● **Exercise input**
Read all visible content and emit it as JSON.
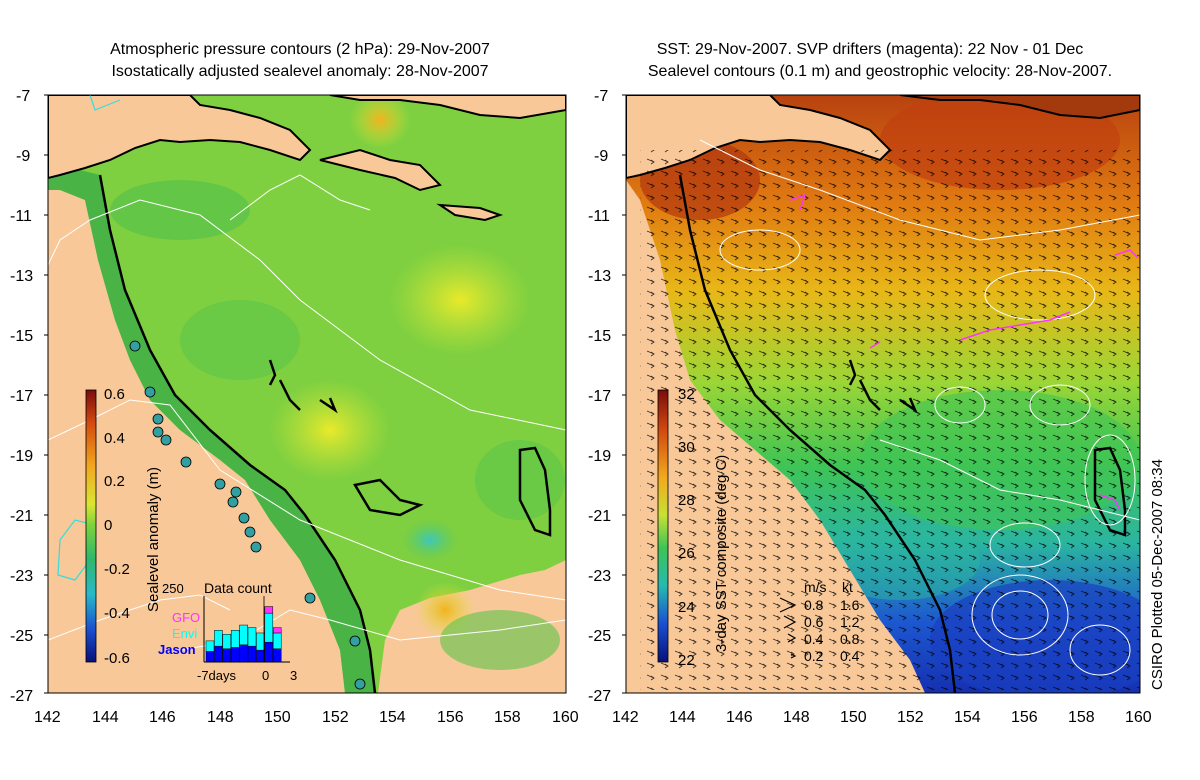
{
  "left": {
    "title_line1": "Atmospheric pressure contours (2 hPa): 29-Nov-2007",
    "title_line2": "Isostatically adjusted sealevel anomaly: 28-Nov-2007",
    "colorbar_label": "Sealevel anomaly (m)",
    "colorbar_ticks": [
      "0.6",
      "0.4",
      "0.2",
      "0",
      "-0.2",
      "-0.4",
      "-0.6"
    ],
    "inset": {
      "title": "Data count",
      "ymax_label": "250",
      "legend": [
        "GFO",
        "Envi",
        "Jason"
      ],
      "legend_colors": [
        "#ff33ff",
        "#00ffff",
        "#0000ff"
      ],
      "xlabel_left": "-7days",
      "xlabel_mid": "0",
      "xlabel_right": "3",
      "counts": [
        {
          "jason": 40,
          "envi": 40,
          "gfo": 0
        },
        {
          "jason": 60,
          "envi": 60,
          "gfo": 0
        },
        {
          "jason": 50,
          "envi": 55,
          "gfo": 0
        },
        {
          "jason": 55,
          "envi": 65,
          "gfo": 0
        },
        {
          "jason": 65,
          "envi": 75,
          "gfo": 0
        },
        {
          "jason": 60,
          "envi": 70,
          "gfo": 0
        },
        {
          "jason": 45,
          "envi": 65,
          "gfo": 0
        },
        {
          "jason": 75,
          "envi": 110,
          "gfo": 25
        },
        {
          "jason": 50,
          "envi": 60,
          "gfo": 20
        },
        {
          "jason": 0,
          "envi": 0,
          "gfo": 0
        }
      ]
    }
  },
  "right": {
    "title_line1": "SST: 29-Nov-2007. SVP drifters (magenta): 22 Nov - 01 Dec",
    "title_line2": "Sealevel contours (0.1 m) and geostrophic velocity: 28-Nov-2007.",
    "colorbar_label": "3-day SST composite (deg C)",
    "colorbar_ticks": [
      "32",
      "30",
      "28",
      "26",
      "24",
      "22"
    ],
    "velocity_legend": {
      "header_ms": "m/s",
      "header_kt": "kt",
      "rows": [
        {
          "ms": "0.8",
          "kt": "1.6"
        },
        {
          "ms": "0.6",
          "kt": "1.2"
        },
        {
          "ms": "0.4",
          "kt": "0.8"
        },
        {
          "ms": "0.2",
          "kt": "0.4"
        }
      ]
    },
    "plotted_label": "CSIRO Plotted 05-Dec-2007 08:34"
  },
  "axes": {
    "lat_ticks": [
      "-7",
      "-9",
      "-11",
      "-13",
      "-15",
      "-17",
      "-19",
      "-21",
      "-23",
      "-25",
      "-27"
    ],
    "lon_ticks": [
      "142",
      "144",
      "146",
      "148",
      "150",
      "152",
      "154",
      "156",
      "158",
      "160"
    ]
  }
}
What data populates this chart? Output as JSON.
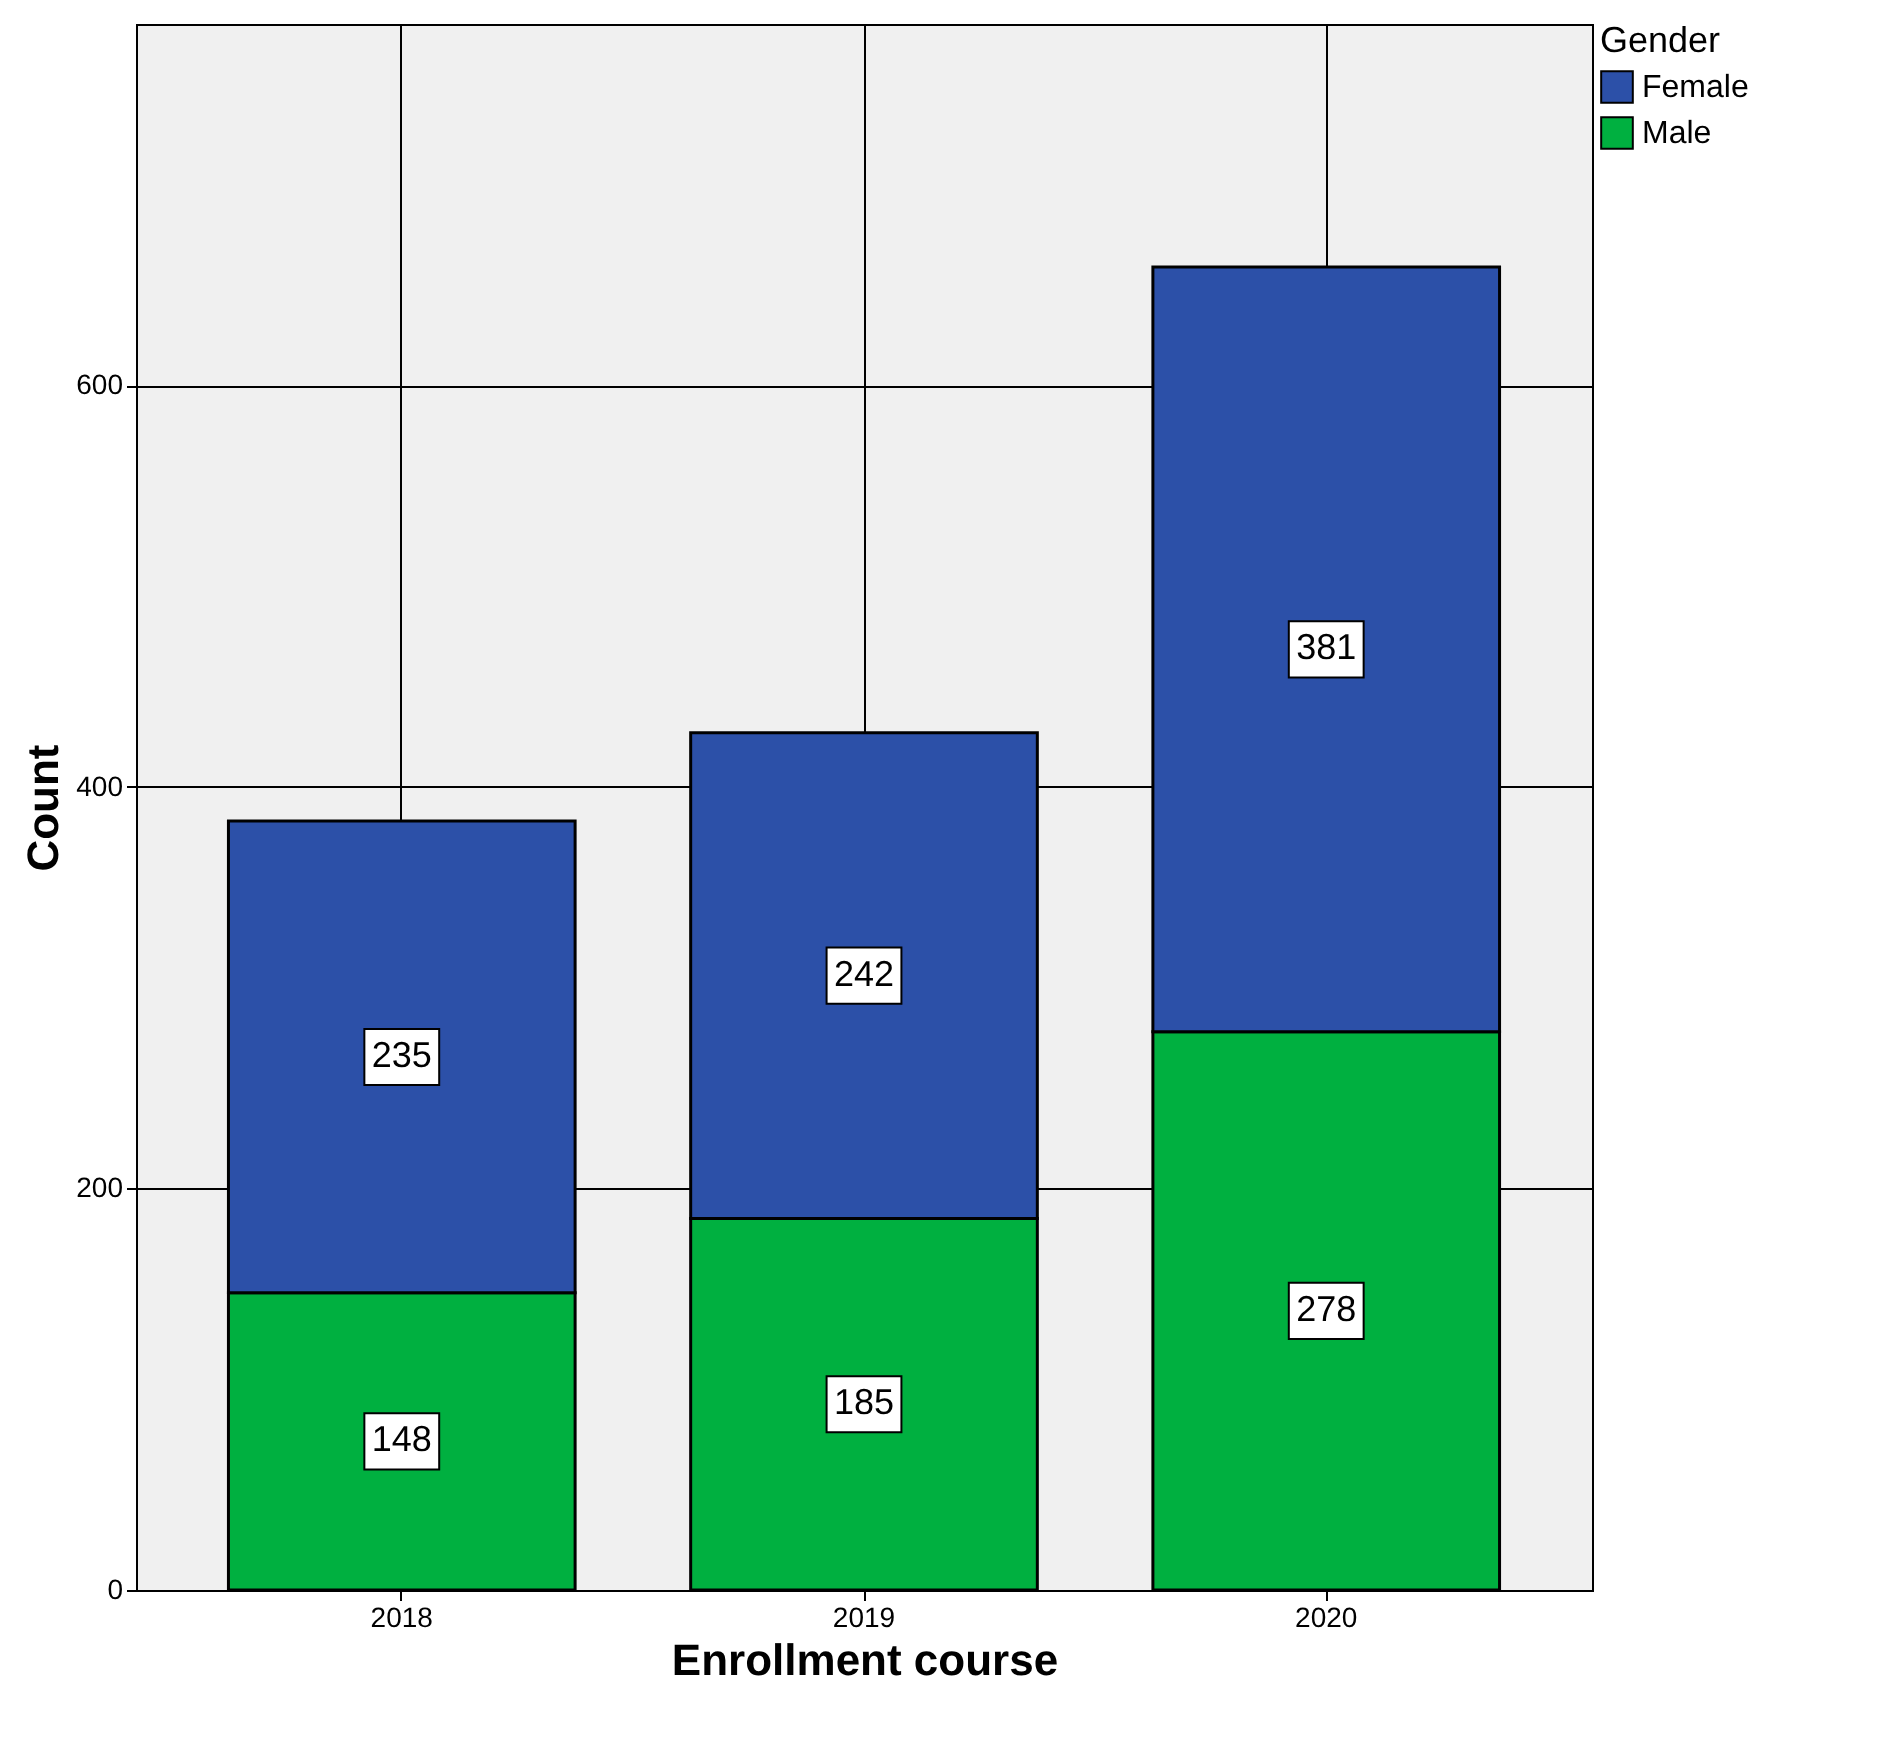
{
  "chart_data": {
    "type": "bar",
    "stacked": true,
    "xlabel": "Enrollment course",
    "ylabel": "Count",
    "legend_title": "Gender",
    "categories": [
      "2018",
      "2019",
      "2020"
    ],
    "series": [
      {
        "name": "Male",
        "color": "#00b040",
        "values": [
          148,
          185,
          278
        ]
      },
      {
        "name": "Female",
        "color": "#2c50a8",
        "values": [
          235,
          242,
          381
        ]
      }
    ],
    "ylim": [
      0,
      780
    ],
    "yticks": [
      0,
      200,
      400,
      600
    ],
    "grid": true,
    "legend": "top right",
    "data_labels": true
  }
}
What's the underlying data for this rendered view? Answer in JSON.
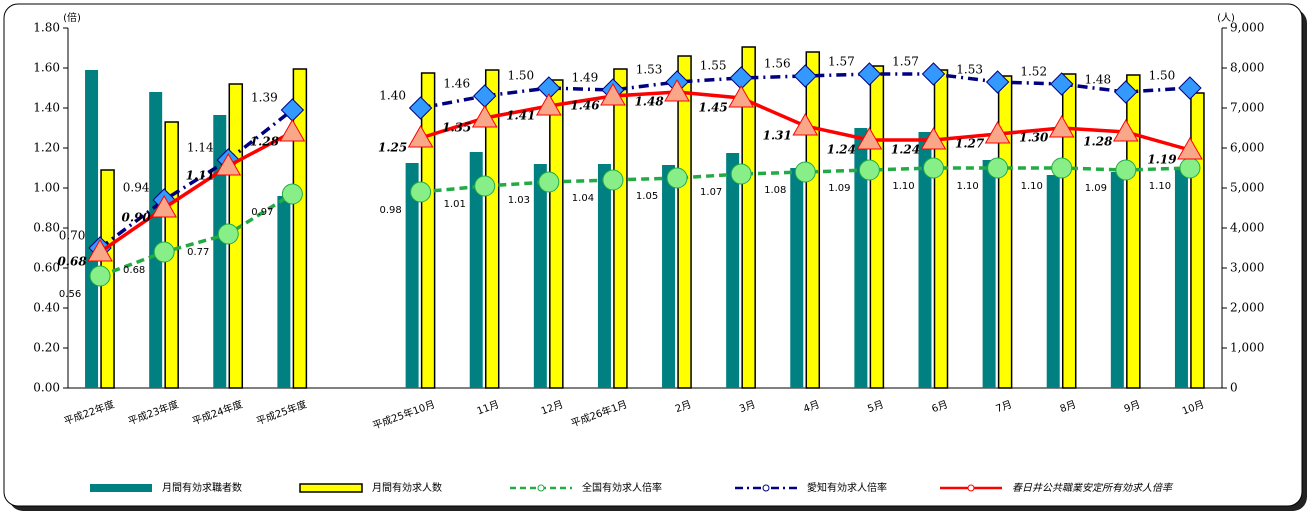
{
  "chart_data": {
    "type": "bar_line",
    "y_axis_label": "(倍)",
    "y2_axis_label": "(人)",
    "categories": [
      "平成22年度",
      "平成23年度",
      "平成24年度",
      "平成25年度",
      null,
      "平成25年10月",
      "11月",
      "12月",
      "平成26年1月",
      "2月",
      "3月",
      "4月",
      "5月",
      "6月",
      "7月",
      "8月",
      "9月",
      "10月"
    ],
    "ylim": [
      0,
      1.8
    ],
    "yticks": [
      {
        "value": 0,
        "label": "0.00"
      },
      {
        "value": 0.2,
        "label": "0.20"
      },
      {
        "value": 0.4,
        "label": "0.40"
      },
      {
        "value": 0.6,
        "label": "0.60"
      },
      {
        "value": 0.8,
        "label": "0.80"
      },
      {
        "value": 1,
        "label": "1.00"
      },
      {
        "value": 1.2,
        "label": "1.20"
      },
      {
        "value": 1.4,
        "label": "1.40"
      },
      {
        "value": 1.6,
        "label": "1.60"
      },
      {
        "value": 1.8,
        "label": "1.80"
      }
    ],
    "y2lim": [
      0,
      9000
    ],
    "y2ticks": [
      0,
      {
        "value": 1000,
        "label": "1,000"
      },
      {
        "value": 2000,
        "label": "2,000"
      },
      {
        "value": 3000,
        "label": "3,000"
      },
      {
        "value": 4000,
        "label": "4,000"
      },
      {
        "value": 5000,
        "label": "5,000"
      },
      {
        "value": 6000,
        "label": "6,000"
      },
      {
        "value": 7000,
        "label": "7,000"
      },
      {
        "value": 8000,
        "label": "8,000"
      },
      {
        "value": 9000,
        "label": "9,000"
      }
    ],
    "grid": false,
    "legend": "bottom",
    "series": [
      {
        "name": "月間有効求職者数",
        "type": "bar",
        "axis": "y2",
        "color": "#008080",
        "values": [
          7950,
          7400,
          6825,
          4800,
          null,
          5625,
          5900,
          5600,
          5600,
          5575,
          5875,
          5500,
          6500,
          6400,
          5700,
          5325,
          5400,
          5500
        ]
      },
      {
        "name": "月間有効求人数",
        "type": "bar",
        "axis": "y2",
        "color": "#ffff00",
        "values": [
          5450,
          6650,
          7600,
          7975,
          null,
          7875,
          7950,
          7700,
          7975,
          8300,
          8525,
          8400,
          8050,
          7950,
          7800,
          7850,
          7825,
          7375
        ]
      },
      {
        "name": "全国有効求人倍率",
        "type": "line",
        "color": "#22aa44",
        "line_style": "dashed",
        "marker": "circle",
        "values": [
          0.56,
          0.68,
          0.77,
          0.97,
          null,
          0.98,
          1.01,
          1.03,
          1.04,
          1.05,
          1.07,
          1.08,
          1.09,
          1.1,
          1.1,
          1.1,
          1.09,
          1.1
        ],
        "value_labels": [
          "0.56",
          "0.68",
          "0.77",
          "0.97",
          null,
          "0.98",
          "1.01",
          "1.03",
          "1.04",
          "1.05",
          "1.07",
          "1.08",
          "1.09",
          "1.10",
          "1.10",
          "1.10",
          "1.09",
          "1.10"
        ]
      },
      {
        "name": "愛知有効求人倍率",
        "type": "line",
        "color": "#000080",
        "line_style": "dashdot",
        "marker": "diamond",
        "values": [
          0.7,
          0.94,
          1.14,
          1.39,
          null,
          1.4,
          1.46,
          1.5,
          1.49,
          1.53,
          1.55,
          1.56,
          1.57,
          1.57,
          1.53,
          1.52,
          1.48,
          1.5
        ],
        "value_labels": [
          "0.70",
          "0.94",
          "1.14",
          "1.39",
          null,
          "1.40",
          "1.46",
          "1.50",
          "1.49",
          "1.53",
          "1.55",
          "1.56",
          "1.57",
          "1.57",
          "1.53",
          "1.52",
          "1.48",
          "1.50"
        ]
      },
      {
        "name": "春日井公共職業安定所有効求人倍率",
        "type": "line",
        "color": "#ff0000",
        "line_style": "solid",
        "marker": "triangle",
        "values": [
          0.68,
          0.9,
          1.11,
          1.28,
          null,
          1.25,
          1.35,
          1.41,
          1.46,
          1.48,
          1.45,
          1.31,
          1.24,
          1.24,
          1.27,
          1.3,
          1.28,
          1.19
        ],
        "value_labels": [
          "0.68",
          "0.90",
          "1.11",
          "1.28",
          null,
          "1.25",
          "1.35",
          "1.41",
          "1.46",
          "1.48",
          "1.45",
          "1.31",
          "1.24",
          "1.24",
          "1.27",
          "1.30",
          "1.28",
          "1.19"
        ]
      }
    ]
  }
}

● **What is required**
Select, from the listing, all lines that include the word "anomaly".

● **Final answer**
    "title_line2": "Isostatically adjusted sealevel anomaly: 28-Nov-2007",
    "colorbar_label": "Sealevel anomaly (m)",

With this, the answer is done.